-------- Material for this exercise

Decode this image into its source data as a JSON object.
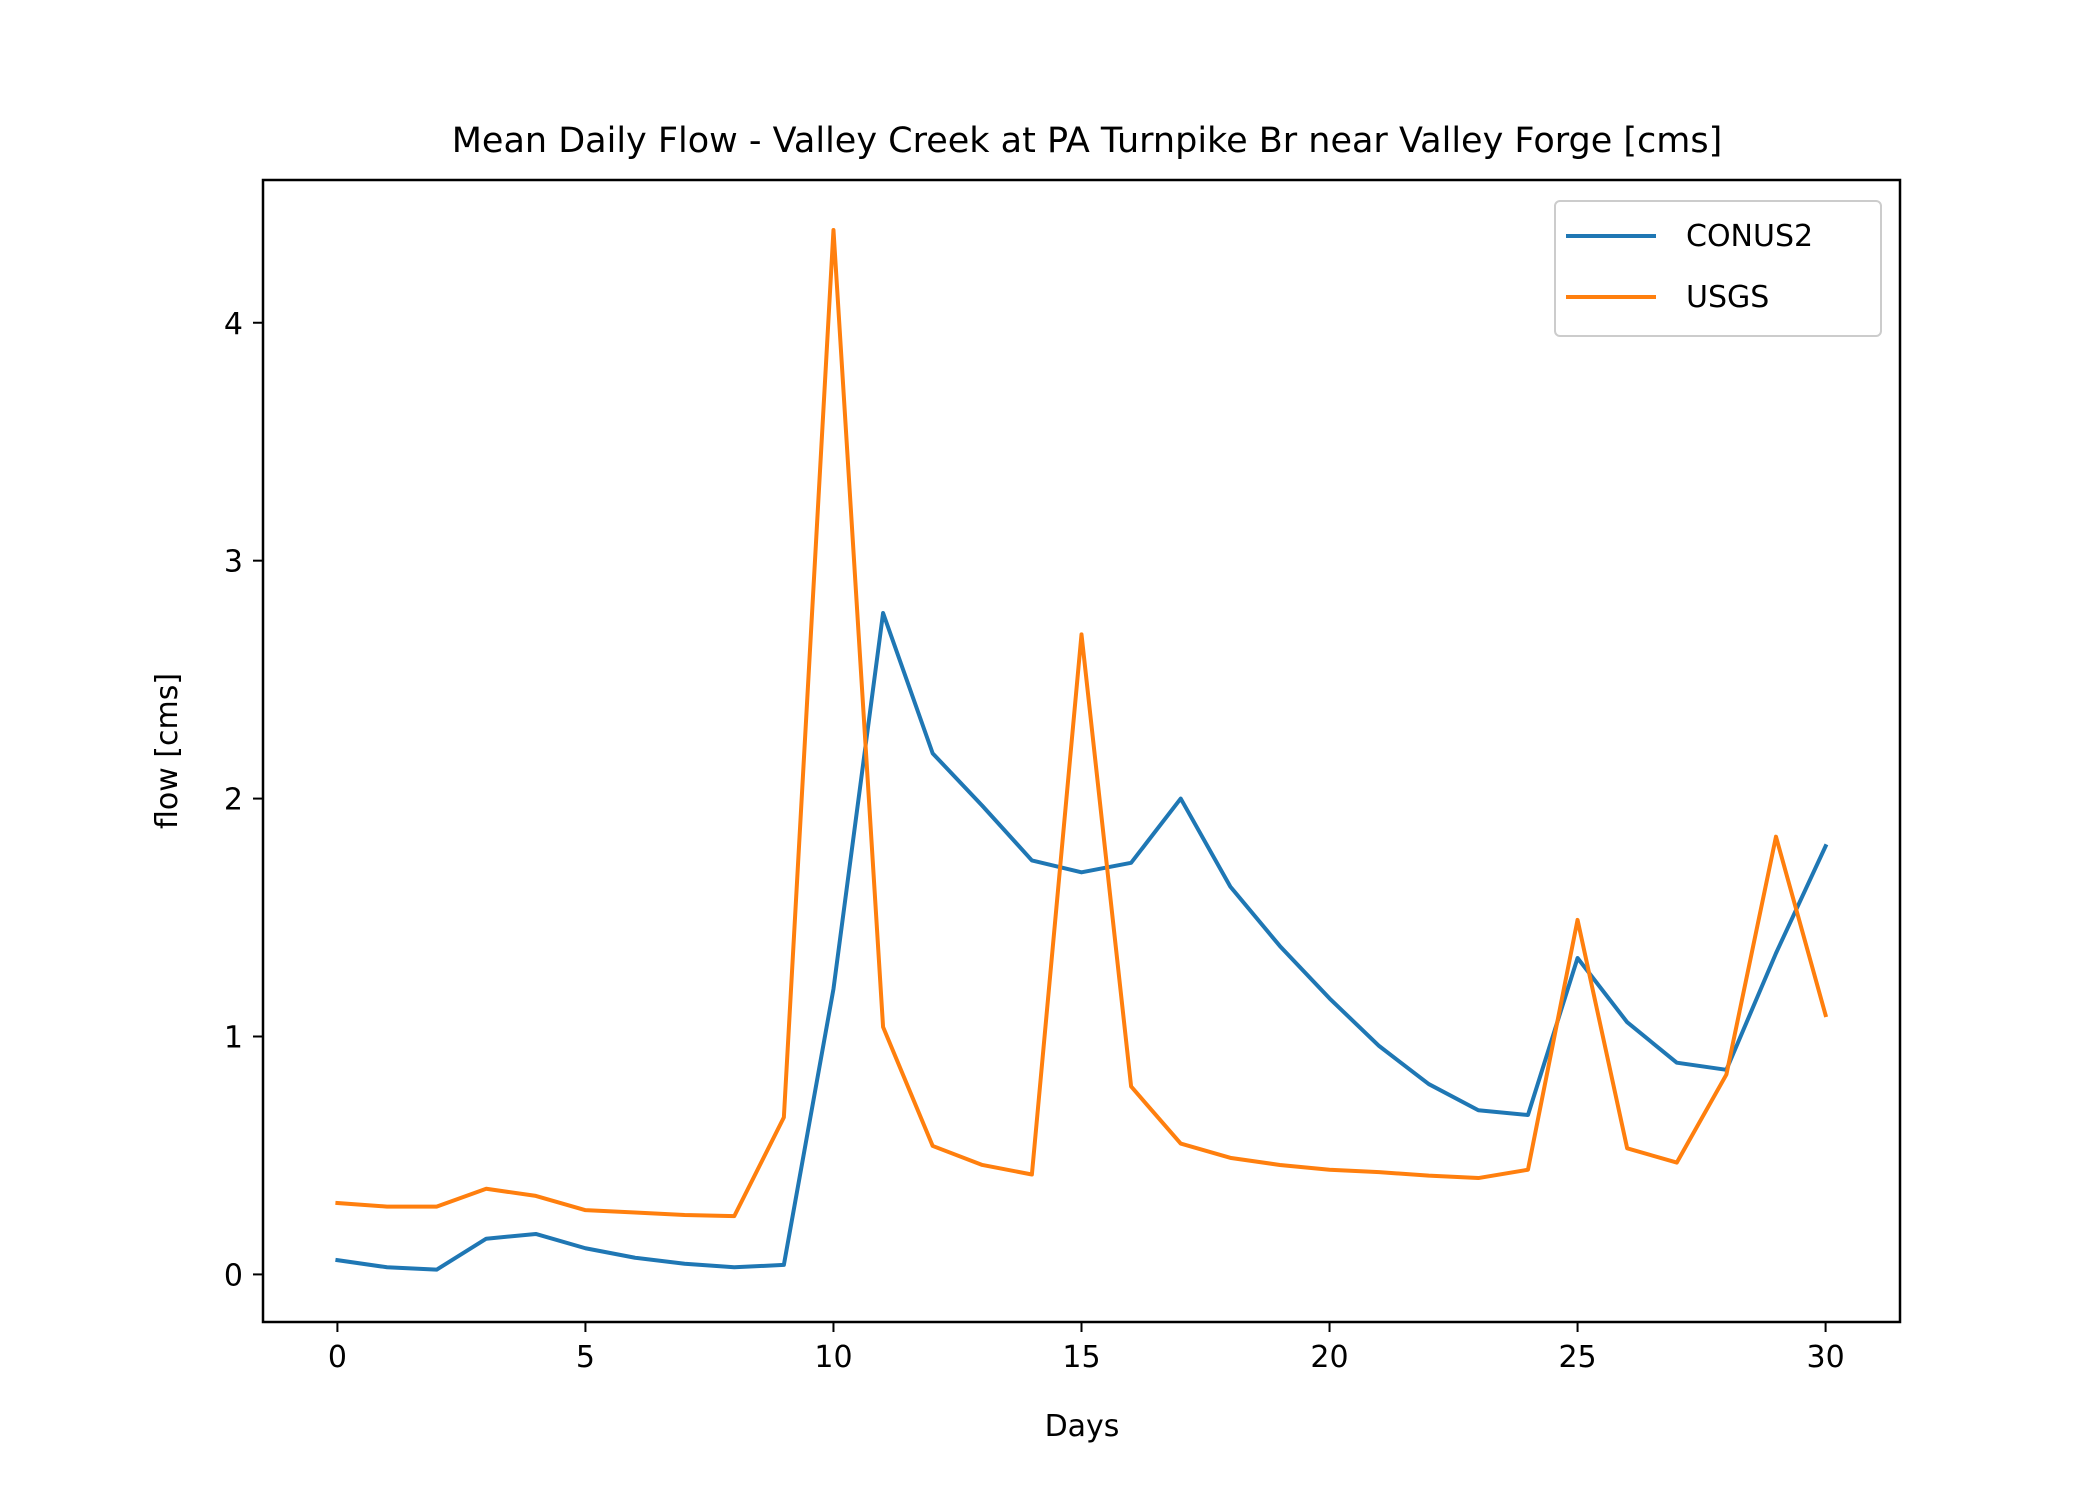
{
  "chart_data": {
    "type": "line",
    "title": "Mean Daily Flow - Valley Creek at PA Turnpike Br near Valley Forge [cms]",
    "xlabel": "Days",
    "ylabel": "flow [cms]",
    "xlim": [
      -1.5,
      31.5
    ],
    "ylim": [
      -0.2,
      4.6
    ],
    "xticks": [
      0,
      5,
      10,
      15,
      20,
      25,
      30
    ],
    "yticks": [
      0,
      1,
      2,
      3,
      4
    ],
    "grid": false,
    "legend_position": "top-right",
    "x": [
      0,
      1,
      2,
      3,
      4,
      5,
      6,
      7,
      8,
      9,
      10,
      11,
      12,
      13,
      14,
      15,
      16,
      17,
      18,
      19,
      20,
      21,
      22,
      23,
      24,
      25,
      26,
      27,
      28,
      29,
      30
    ],
    "series": [
      {
        "name": "CONUS2",
        "color": "#1f77b4",
        "values": [
          0.06,
          0.03,
          0.02,
          0.15,
          0.17,
          0.11,
          0.07,
          0.045,
          0.03,
          0.04,
          1.2,
          2.78,
          2.19,
          1.97,
          1.74,
          1.69,
          1.73,
          2.0,
          1.63,
          1.38,
          1.16,
          0.96,
          0.8,
          0.69,
          0.67,
          1.33,
          1.06,
          0.89,
          0.86,
          1.35,
          1.8
        ]
      },
      {
        "name": "USGS",
        "color": "#ff7f0e",
        "values": [
          0.3,
          0.285,
          0.285,
          0.36,
          0.33,
          0.27,
          0.26,
          0.25,
          0.245,
          0.66,
          4.39,
          1.04,
          0.54,
          0.46,
          0.42,
          2.69,
          0.79,
          0.55,
          0.49,
          0.46,
          0.44,
          0.43,
          0.415,
          0.405,
          0.44,
          1.49,
          0.53,
          0.47,
          0.84,
          1.84,
          1.09
        ]
      }
    ]
  }
}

----------------

◆ Task objective ◆
Print all the records again exactly; do not include any picture.

◆ Answer to this task ◆
Decode this image into its source data as a JSON object.
{
  "chart_data": {
    "type": "line",
    "title": "Mean Daily Flow - Valley Creek at PA Turnpike Br near Valley Forge [cms]",
    "xlabel": "Days",
    "ylabel": "flow [cms]",
    "xlim": [
      -1.5,
      31.5
    ],
    "ylim": [
      -0.2,
      4.6
    ],
    "xticks": [
      0,
      5,
      10,
      15,
      20,
      25,
      30
    ],
    "yticks": [
      0,
      1,
      2,
      3,
      4
    ],
    "grid": false,
    "legend_position": "top-right",
    "x": [
      0,
      1,
      2,
      3,
      4,
      5,
      6,
      7,
      8,
      9,
      10,
      11,
      12,
      13,
      14,
      15,
      16,
      17,
      18,
      19,
      20,
      21,
      22,
      23,
      24,
      25,
      26,
      27,
      28,
      29,
      30
    ],
    "series": [
      {
        "name": "CONUS2",
        "color": "#1f77b4",
        "values": [
          0.06,
          0.03,
          0.02,
          0.15,
          0.17,
          0.11,
          0.07,
          0.045,
          0.03,
          0.04,
          1.2,
          2.78,
          2.19,
          1.97,
          1.74,
          1.69,
          1.73,
          2.0,
          1.63,
          1.38,
          1.16,
          0.96,
          0.8,
          0.69,
          0.67,
          1.33,
          1.06,
          0.89,
          0.86,
          1.35,
          1.8
        ]
      },
      {
        "name": "USGS",
        "color": "#ff7f0e",
        "values": [
          0.3,
          0.285,
          0.285,
          0.36,
          0.33,
          0.27,
          0.26,
          0.25,
          0.245,
          0.66,
          4.39,
          1.04,
          0.54,
          0.46,
          0.42,
          2.69,
          0.79,
          0.55,
          0.49,
          0.46,
          0.44,
          0.43,
          0.415,
          0.405,
          0.44,
          1.49,
          0.53,
          0.47,
          0.84,
          1.84,
          1.09
        ]
      }
    ]
  }
}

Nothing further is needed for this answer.